**Brief**
Take from the listing each line that has the string "text".

**Supplied records**
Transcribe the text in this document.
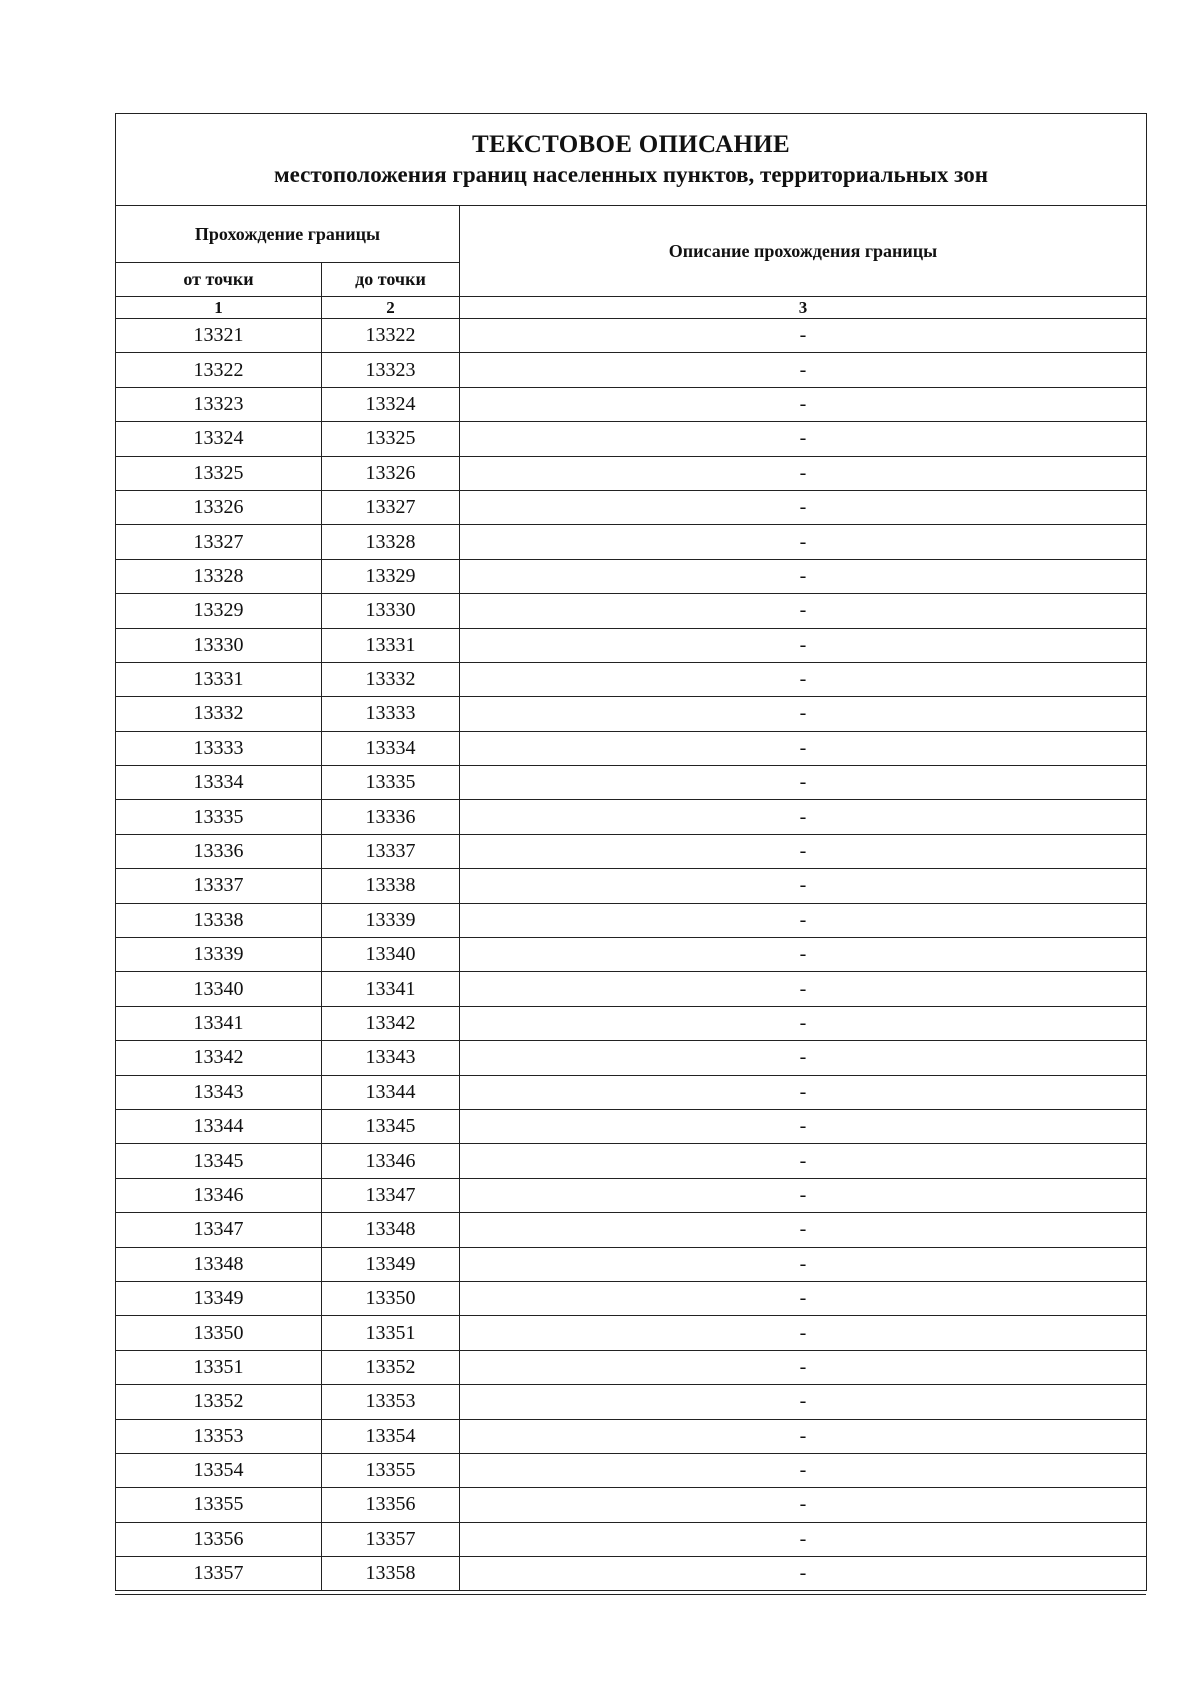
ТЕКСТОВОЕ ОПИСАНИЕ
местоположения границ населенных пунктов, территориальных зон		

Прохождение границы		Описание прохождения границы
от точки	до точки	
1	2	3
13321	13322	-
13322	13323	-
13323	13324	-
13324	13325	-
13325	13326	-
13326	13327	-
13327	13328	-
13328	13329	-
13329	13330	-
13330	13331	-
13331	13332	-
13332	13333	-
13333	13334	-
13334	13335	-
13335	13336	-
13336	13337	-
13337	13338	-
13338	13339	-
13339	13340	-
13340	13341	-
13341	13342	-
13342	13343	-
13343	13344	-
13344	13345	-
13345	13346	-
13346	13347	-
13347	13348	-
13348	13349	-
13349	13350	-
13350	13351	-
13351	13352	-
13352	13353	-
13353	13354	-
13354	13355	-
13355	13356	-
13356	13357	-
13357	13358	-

* * *

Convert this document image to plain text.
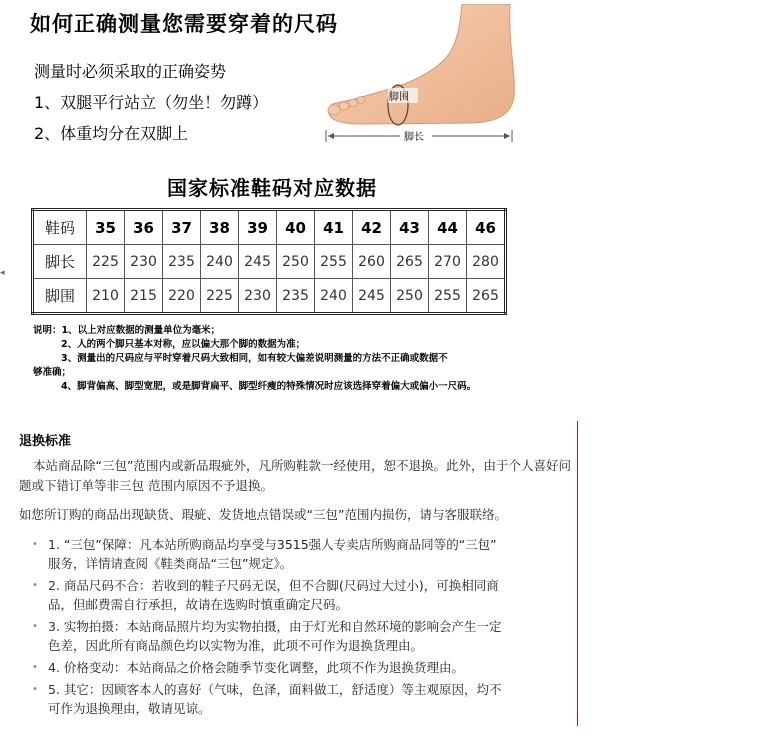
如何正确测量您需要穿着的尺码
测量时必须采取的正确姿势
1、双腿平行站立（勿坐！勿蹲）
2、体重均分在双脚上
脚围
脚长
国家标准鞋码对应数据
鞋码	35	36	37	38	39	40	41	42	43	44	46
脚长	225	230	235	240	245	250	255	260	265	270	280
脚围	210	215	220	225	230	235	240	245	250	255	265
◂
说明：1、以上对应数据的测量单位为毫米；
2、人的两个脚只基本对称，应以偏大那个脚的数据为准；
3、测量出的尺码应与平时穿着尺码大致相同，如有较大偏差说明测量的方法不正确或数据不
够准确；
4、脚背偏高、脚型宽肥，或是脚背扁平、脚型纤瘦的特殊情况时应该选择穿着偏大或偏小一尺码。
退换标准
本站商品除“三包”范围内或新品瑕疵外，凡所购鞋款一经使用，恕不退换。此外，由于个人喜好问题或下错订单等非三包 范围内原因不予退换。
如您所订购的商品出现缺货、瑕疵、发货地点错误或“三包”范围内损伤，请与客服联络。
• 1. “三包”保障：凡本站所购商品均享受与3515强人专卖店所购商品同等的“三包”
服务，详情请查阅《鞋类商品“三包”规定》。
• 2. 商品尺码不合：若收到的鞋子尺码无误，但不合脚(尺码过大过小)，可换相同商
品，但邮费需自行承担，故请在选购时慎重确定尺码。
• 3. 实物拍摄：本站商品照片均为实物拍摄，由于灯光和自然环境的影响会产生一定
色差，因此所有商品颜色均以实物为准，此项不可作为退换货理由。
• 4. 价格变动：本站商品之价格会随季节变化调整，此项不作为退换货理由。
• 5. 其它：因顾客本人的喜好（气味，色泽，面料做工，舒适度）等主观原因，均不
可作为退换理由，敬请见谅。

**Correct response**
Transcribe the text in this document.
Convert this document image to plain text.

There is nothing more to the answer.